Gegeven opdracht A:
Beantwoord alsjeblieft de volgende vragen over het opiniestuk over de concentratie van rijkdom:
(i) Op welke datum is het stuk verschenen?
(ii) Uit welk jaar stamt het boek ‘Bowling Alone’ van Robert Putnam?
(iii) Welke psycholoog stelde de ‘contacthypothese’ op?
Gegeven opdracht B: Schrijf het opiniestuk over de concentratie van rijkdom verder, te beginnen na de laatste zin die er staat.

Park Westergasfabriek in Amsterdam door Pragya Arora (bron: Shutterstock)

Het grootste gevaar is niet de concentratie van armoede, maar juist die van rijkdom

31 oktober 2023

9 minuten

Opinie Bij segregatie gaat het vaak over de concentratie van armen en de nadelige gevolgen ervan. Maar volgens Dries Zimmermann is de ruimtelijke opeenhoping van rijken minstens zo problematisch. In hun welvarende bubbel definiëren zij de problemen en de benodigde oplossingen. Zijn pleidooi: doorbreek die situatie door juist in de elitereservaten te ‘ontmengen’.

Wie de krant openslaat of verkiezingsspotjes bekijkt, leest regelmatig over ‘wantrouwen’ in onze samenleving. Analyses over de oorzaak hiervan die verder gaan dan dat “politici hun beloftes niet nakomen,” zijn echter zeldzaam. Robert Putnam maakt in zijn boek ‘Bowling Alone’ uit 2000 wél zo’n analyse. Hierin wijt hij de afname in stembereidheid en het groeiend wantrouwen in de politiek gedeeltelijk aan de afname van lidmaatschappen van clubs, verenigingen en vrijwilligersactiviteiten. Hij gebruikt bowlen als een metafoor om dit bredere fenomeen te duiden.

Minder in gesprek

Waar vroeger actief gebowld werd in competitieverband, wordt nu steeds meer individueel gebowld (vandaar de titel van het boek). Als mensen individueel bowlen, komen ze steeds minder in gesprek met mensen met een potentiële andere kijk op de wereld. Hoe minder dat gebeurt, hoe minder onderling begrip, is het idee. Het sluit aan bij de ‘contacthypothese’ van psycholoog Gordon Allport. Hij stelt dat hoe minder contact met ‘de spreekwoordelijke ander’, hoe groter het wantrouwen is. Hoe méér contact echter, hoe sterker het vertrouwen.

Aangeleverd materiaal:

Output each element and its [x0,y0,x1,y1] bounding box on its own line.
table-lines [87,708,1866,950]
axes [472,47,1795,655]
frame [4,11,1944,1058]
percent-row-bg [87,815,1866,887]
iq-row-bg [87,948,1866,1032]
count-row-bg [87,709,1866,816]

==

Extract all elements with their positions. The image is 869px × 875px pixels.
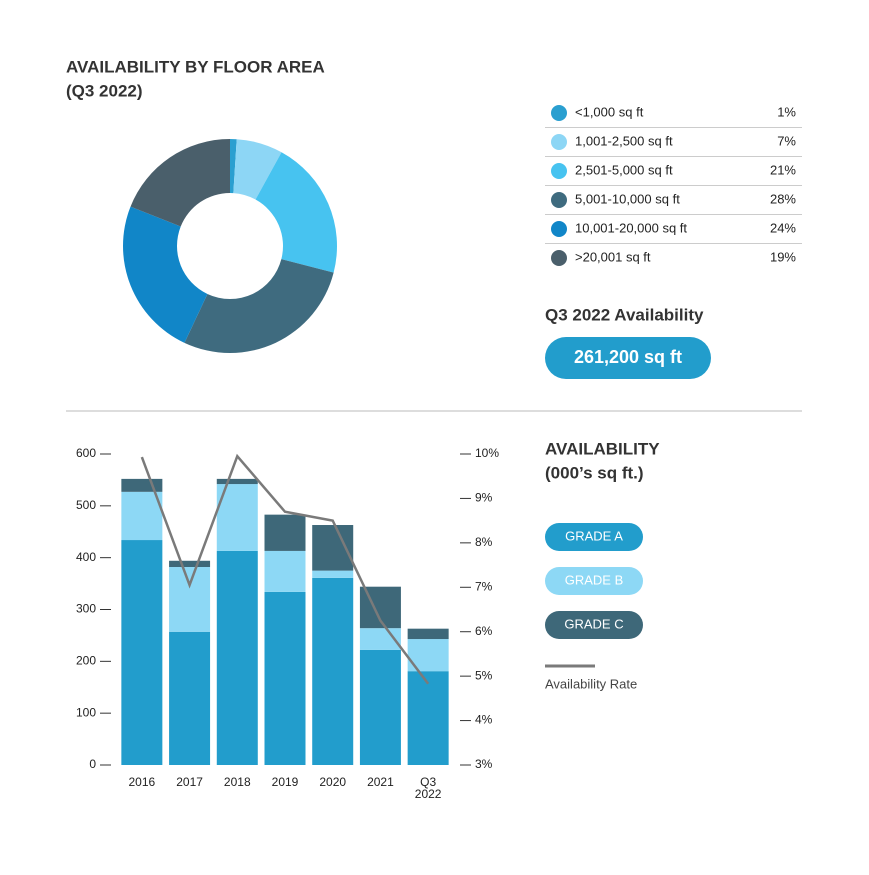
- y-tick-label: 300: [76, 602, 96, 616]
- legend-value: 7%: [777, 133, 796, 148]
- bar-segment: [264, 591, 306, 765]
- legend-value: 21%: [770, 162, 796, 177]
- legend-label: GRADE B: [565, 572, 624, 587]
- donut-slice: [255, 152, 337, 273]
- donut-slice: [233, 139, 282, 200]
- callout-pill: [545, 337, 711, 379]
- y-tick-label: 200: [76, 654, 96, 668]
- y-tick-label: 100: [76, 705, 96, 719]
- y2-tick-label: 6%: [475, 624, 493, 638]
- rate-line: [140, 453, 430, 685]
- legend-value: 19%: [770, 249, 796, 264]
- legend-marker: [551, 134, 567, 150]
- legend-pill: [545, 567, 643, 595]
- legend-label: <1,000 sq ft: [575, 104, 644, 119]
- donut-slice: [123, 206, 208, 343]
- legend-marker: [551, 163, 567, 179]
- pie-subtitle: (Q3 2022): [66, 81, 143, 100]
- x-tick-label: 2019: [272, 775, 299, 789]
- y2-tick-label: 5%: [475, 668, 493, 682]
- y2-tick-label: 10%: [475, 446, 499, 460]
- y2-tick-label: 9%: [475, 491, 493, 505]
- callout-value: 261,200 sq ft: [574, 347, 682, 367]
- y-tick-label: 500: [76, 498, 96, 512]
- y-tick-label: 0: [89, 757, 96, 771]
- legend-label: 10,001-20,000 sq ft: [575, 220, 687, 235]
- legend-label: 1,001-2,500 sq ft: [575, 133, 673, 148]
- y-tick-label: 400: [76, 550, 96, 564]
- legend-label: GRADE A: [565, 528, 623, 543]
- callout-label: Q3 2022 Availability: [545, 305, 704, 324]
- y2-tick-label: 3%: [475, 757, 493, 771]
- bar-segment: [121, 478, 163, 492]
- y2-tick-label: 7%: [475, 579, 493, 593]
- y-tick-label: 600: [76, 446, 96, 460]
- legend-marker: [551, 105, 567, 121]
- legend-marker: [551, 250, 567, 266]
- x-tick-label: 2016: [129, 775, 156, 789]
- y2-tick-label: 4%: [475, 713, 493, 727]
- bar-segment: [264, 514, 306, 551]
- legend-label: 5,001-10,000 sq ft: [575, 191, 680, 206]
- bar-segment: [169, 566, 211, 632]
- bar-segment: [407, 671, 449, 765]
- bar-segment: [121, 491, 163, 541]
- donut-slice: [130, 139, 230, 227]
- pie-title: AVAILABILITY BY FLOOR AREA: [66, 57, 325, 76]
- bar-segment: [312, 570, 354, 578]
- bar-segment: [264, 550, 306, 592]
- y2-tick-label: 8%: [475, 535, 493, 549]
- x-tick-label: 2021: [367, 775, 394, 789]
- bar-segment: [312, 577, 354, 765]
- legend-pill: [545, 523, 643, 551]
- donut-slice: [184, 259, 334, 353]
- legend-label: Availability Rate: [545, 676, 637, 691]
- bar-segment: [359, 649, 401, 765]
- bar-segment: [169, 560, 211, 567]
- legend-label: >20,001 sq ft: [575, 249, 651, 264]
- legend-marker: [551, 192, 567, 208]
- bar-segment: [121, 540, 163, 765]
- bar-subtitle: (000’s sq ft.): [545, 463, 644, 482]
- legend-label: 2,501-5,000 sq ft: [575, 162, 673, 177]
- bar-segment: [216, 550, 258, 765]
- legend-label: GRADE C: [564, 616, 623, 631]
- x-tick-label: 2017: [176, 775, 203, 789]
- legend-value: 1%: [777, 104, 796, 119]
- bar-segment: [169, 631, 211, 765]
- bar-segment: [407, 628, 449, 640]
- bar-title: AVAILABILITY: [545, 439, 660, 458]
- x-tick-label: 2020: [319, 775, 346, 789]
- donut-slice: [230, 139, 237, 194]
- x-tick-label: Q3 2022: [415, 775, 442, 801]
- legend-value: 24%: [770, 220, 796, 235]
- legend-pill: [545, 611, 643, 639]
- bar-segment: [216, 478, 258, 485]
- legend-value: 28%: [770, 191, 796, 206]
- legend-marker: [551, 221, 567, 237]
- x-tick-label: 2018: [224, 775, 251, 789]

---

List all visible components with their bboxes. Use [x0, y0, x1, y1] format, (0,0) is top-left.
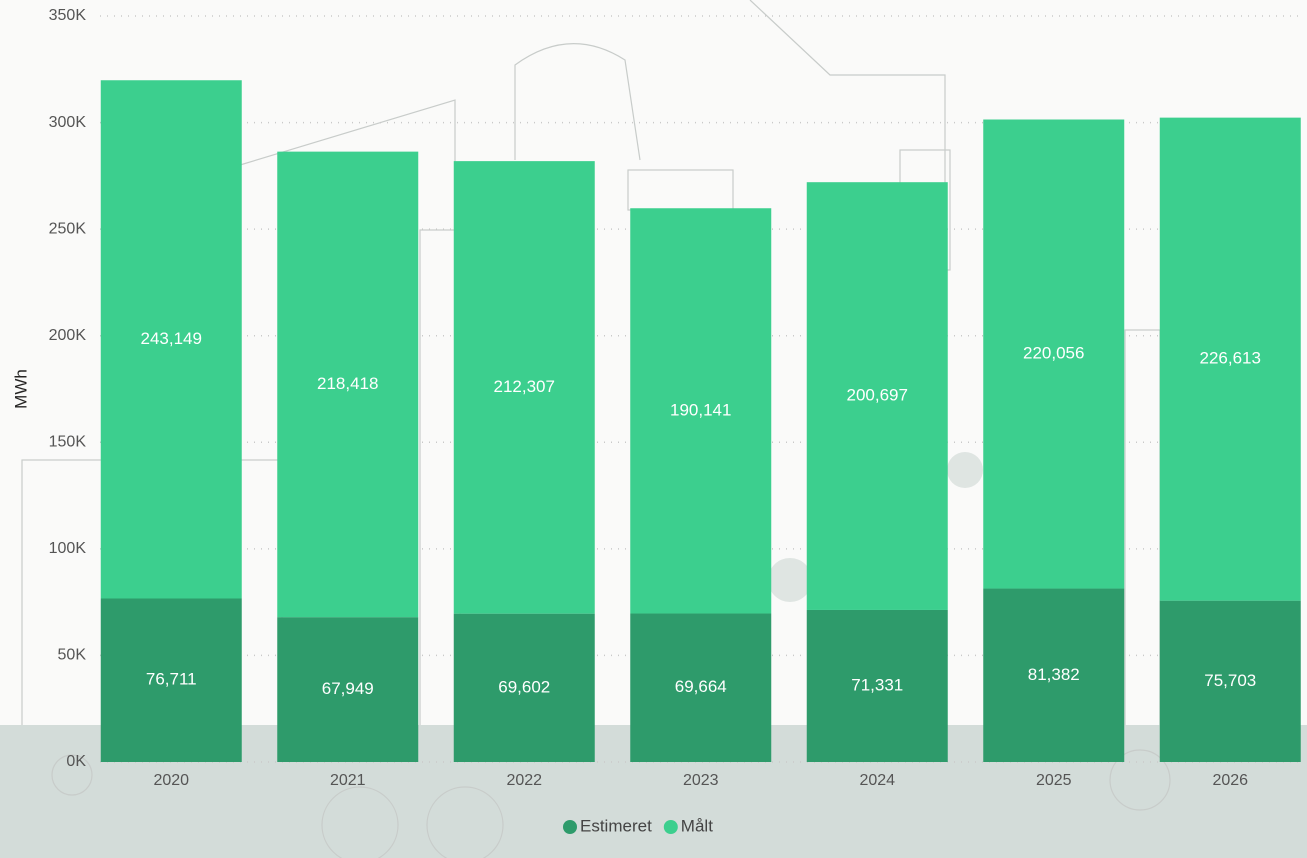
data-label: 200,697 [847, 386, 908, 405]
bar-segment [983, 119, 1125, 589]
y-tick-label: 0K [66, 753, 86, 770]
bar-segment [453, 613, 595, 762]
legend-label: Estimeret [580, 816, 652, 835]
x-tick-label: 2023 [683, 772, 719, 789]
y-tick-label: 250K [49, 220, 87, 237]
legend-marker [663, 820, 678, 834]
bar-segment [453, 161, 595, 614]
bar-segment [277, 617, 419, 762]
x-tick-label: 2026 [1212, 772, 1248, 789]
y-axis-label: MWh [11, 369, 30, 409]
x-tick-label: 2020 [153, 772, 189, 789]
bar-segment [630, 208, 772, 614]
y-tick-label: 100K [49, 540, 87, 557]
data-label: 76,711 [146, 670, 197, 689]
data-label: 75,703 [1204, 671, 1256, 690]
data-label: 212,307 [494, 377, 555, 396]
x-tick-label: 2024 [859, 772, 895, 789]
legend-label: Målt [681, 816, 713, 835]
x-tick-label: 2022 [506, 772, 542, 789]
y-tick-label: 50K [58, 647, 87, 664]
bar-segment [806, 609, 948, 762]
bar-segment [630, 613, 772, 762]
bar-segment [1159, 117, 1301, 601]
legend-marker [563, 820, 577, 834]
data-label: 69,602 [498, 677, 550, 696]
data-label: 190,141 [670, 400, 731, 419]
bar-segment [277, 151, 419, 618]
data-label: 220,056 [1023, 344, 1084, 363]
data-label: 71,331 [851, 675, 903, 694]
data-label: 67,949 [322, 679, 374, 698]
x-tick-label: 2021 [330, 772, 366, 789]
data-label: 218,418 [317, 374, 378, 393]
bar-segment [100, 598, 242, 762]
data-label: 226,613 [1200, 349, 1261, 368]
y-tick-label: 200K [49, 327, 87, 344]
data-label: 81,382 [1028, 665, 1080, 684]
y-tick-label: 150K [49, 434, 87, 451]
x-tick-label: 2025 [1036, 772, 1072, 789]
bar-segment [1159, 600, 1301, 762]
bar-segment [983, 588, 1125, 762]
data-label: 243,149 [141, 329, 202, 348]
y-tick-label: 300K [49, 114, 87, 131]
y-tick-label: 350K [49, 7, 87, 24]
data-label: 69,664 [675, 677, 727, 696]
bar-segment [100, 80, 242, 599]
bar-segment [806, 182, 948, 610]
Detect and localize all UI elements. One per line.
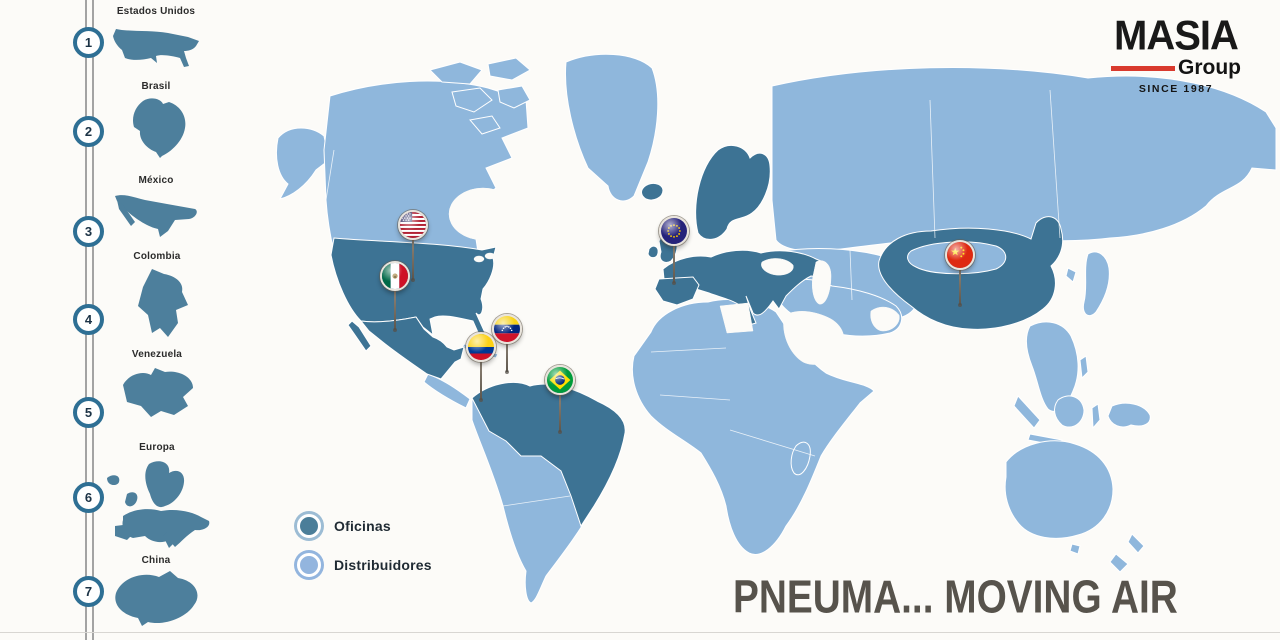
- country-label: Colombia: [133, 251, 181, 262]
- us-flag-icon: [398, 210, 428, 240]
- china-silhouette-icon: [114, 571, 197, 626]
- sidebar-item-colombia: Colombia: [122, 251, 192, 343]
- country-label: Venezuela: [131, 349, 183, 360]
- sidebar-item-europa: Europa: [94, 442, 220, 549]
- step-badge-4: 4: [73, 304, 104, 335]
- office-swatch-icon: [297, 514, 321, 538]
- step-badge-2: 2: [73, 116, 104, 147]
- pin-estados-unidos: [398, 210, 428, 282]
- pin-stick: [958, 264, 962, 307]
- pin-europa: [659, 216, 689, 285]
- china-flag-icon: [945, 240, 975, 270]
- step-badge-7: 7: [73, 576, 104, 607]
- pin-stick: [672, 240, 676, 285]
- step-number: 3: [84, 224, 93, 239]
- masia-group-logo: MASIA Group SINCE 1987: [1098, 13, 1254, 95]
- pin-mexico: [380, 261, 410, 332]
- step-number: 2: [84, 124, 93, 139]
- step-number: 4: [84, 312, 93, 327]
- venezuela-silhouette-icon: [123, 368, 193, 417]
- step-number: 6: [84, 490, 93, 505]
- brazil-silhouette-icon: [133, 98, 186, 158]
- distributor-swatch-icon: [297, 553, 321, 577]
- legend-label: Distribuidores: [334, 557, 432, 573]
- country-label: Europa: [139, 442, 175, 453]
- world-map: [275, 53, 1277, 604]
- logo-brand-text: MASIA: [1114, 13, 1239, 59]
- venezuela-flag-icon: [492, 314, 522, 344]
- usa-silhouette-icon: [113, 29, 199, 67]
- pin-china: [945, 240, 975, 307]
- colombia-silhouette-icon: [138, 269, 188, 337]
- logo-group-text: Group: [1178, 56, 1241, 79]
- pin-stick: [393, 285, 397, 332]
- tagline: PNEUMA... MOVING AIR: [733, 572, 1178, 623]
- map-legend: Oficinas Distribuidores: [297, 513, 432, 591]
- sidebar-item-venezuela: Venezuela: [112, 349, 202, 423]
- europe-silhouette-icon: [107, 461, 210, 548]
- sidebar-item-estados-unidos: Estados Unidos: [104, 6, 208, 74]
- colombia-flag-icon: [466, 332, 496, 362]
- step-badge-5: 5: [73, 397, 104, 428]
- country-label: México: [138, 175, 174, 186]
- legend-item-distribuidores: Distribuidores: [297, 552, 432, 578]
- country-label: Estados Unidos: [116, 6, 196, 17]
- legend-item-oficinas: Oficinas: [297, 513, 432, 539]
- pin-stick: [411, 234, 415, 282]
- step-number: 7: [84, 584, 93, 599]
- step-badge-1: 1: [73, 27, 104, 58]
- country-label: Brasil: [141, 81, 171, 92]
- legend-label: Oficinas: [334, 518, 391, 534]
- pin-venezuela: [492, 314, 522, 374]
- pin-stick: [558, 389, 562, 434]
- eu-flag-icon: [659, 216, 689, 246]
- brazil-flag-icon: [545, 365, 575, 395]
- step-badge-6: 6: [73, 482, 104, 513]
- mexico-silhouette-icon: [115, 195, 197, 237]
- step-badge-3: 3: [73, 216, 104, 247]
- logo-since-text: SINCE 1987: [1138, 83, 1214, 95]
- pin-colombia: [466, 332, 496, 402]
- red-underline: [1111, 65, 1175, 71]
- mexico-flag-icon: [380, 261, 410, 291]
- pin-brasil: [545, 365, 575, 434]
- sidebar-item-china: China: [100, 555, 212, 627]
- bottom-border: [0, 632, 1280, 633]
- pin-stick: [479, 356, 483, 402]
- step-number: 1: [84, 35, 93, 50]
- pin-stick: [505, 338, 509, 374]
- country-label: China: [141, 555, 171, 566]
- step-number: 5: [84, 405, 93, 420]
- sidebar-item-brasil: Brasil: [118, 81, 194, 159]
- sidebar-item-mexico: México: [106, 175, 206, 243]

Geschreven antwoord A:
(i) 31 oktober 2023
(ii) 2000
(iii) Gordon Allport

Geschreven antwoord B:
Om gezamenlijk problemen op te pakken, moet je van elkaar weten wat je drijft

Deze ‘sociologische’ verklaring voor ontmenging tussen groepen, en het wantrouwen dat daaruit voortkomt, biedt een interessant vertrekpunt om dit probleem ook eens ruimtelijk onder de loep te nemen. Dit essay borduurt grotendeels voort op mijn eerdere essay op Gebiedsontwikkeling.nu over sociale veerkracht. In dat essay betoog ik dat Nederland als geheel en Nederlandse steden daarbinnen in toenemende mate segregeren. Dat is aan de onderkant van de samenleving, in de kansarmere wijken problematisch. Die problemen zie je direct op de lijstjes met indicatoren: de leefbaarheid gaat achteruit, de veiligheidsbeleving keldert, het aantal uitkeringen stijgt. Maar dat is slechts een deel van het probleem.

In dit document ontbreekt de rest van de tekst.